▼
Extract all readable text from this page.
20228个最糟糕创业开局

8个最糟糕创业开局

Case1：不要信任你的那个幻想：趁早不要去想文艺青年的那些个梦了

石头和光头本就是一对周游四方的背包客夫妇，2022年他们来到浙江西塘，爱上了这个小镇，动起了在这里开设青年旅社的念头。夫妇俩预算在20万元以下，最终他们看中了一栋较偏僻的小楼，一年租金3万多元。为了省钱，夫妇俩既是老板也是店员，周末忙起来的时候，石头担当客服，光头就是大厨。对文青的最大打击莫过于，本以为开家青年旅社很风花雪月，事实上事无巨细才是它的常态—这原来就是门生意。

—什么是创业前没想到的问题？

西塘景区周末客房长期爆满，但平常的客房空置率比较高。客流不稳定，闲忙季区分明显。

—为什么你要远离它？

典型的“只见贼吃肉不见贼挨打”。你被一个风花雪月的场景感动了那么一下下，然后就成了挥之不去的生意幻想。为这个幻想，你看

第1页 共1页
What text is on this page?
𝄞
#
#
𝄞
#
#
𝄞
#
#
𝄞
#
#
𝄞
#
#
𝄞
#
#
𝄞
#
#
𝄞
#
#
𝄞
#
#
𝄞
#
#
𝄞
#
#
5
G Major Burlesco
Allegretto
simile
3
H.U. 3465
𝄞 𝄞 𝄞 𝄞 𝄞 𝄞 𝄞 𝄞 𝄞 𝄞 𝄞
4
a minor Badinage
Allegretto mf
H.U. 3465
▲
## Task to carry out
From the line containing "What text is on this page?" down to the last line, reproduce the records exactly. Include both ends.

## Result for this exercise
What text is on this page?
𝄞
#
#
𝄞
#
#
𝄞
#
#
𝄞
#
#
𝄞
#
#
𝄞
#
#
𝄞
#
#
𝄞
#
#
𝄞
#
#
𝄞
#
#
𝄞
#
#
5
G Major Burlesco
Allegretto
simile
3
H.U. 3465
𝄞 𝄞 𝄞 𝄞 𝄞 𝄞 𝄞 𝄞 𝄞 𝄞 𝄞
4
a minor Badinage
Allegretto mf
H.U. 3465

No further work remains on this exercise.